▶ Data supplied
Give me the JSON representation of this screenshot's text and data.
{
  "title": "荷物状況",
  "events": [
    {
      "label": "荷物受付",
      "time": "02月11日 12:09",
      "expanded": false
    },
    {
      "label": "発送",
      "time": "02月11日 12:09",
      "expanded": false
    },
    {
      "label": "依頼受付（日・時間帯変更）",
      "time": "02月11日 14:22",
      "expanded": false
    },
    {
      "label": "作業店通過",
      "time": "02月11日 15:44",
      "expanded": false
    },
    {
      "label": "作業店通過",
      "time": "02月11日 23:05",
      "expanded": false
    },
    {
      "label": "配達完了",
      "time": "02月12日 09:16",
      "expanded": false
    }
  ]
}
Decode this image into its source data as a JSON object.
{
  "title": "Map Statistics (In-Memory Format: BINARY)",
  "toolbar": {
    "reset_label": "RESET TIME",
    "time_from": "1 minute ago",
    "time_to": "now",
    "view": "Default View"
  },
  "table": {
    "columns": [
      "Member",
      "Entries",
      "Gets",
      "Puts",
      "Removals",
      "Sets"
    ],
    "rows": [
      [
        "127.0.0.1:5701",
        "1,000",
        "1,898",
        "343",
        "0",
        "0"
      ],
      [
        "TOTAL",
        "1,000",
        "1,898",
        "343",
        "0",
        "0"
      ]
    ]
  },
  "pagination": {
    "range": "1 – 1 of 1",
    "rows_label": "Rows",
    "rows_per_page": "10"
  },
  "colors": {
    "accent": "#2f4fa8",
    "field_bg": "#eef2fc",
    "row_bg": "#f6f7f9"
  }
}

▶ Short exercise
Filter the listing above for the string "JSON" and copy every matching line.

▶ Result for this task
Give me the JSON representation of this screenshot's text and data.
Decode this image into its source data as a JSON object.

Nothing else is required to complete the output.